STATED EXERCISE ::
Reproduce all the entries exactly.
>> BEGIN
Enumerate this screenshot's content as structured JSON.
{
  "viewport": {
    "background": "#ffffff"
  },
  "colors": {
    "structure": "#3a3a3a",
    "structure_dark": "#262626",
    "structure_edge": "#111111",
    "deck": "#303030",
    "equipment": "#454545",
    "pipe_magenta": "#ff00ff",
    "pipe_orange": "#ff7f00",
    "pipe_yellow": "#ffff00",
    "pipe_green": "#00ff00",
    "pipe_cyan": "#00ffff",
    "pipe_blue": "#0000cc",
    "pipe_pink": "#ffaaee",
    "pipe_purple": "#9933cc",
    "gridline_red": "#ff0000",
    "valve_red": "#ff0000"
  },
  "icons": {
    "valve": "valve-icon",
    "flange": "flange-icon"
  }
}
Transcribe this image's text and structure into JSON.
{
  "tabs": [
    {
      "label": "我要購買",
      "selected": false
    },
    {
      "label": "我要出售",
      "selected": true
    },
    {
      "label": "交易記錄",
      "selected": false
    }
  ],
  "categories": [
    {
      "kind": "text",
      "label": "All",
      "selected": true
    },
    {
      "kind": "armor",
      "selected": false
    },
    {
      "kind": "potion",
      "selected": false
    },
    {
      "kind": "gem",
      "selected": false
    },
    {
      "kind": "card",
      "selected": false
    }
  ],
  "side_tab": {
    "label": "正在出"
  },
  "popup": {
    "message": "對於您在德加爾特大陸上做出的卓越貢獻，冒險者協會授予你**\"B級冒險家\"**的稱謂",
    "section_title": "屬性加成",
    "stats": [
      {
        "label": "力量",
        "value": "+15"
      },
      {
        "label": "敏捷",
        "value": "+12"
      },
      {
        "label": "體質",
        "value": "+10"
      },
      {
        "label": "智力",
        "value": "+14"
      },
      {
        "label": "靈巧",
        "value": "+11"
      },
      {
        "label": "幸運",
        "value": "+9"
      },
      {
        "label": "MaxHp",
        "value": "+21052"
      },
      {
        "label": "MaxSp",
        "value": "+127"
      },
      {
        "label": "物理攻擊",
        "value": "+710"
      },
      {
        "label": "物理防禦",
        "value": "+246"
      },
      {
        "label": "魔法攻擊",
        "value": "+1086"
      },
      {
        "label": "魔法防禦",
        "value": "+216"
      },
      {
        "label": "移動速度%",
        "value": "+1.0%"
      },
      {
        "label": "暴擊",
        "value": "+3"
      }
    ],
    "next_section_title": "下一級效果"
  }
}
>> END
THE SOLUTION ::
Enumerate this screenshot's content as structured JSON.
{
  "viewport": {
    "background": "#ffffff"
  },
  "colors": {
    "structure": "#3a3a3a",
    "structure_dark": "#262626",
    "structure_edge": "#111111",
    "deck": "#303030",
    "equipment": "#454545",
    "pipe_magenta": "#ff00ff",
    "pipe_orange": "#ff7f00",
    "pipe_yellow": "#ffff00",
    "pipe_green": "#00ff00",
    "pipe_cyan": "#00ffff",
    "pipe_blue": "#0000cc",
    "pipe_pink": "#ffaaee",
    "pipe_purple": "#9933cc",
    "gridline_red": "#ff0000",
    "valve_red": "#ff0000"
  },
  "icons": {
    "valve": "valve-icon",
    "flange": "flange-icon"
  }
}
Transcribe this image's text and structure into JSON.
{
  "tabs": [
    {
      "label": "我要購買",
      "selected": false
    },
    {
      "label": "我要出售",
      "selected": true
    },
    {
      "label": "交易記錄",
      "selected": false
    }
  ],
  "categories": [
    {
      "kind": "text",
      "label": "All",
      "selected": true
    },
    {
      "kind": "armor",
      "selected": false
    },
    {
      "kind": "potion",
      "selected": false
    },
    {
      "kind": "gem",
      "selected": false
    },
    {
      "kind": "card",
      "selected": false
    }
  ],
  "side_tab": {
    "label": "正在出"
  },
  "popup": {
    "message": "對於您在德加爾特大陸上做出的卓越貢獻，冒險者協會授予你**\"B級冒險家\"**的稱謂",
    "section_title": "屬性加成",
    "stats": [
      {
        "label": "力量",
        "value": "+15"
      },
      {
        "label": "敏捷",
        "value": "+12"
      },
      {
        "label": "體質",
        "value": "+10"
      },
      {
        "label": "智力",
        "value": "+14"
      },
      {
        "label": "靈巧",
        "value": "+11"
      },
      {
        "label": "幸運",
        "value": "+9"
      },
      {
        "label": "MaxHp",
        "value": "+21052"
      },
      {
        "label": "MaxSp",
        "value": "+127"
      },
      {
        "label": "物理攻擊",
        "value": "+710"
      },
      {
        "label": "物理防禦",
        "value": "+246"
      },
      {
        "label": "魔法攻擊",
        "value": "+1086"
      },
      {
        "label": "魔法防禦",
        "value": "+216"
      },
      {
        "label": "移動速度%",
        "value": "+1.0%"
      },
      {
        "label": "暴擊",
        "value": "+3"
      }
    ],
    "next_section_title": "下一級效果"
  }
}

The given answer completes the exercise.